● **GIVEN ENTRIES**:
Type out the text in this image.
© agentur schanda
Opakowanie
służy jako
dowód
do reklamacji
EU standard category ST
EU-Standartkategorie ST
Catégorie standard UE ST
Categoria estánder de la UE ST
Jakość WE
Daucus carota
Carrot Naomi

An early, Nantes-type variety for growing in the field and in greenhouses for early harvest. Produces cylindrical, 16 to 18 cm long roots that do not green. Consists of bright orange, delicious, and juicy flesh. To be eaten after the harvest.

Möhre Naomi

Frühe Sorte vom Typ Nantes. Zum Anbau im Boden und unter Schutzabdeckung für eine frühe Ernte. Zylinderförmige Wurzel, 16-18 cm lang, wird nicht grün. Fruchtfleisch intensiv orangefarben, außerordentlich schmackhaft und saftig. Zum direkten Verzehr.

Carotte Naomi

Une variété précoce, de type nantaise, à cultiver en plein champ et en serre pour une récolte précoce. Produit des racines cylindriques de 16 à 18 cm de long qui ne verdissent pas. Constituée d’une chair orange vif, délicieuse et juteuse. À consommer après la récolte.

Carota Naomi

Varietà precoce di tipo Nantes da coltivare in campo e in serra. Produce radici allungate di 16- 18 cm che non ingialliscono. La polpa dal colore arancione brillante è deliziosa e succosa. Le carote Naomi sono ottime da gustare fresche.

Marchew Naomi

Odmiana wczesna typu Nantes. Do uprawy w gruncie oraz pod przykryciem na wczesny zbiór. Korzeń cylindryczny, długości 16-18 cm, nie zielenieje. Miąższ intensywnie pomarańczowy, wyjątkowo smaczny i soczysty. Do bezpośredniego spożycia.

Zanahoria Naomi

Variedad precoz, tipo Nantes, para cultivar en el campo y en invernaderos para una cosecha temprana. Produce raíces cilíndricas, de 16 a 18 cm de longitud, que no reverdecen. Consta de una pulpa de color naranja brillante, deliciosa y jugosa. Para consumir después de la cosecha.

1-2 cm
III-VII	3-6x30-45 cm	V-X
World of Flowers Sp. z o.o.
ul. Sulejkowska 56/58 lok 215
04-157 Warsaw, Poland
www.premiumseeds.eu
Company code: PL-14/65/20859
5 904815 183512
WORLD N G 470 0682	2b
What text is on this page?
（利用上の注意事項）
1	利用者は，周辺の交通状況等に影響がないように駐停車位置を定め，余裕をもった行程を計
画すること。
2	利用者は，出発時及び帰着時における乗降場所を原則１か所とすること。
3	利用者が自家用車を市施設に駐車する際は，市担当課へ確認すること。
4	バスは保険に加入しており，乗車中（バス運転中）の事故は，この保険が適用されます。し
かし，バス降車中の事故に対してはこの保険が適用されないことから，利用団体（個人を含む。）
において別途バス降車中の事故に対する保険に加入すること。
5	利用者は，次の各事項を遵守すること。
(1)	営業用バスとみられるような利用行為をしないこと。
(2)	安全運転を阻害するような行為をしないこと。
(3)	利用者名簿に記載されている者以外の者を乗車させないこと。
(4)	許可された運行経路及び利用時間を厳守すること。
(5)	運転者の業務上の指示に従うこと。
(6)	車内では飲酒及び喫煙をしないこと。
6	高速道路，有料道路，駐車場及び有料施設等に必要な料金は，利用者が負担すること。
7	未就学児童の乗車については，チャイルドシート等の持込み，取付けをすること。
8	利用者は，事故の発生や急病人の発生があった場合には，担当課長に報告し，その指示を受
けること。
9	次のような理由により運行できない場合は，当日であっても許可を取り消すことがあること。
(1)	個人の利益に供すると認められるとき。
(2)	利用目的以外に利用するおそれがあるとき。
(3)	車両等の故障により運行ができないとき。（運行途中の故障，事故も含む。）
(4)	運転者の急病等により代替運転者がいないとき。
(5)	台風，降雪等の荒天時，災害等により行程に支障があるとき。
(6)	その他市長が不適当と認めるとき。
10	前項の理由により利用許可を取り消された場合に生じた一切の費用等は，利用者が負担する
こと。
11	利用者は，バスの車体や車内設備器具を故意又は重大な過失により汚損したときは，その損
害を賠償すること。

--

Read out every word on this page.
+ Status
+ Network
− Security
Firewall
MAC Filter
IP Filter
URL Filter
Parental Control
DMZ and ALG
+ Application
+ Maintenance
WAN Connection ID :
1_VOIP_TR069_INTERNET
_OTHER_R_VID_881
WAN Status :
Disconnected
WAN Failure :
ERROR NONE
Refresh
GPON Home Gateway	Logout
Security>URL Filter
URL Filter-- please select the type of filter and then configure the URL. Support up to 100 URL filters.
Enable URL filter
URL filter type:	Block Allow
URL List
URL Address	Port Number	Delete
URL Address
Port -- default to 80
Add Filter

● **EXERCISE DETAILS**: Search the data for the string "text". List each line that has it.

● **THE OUTPUT**:
Type out the text in this image.
What text is on this page?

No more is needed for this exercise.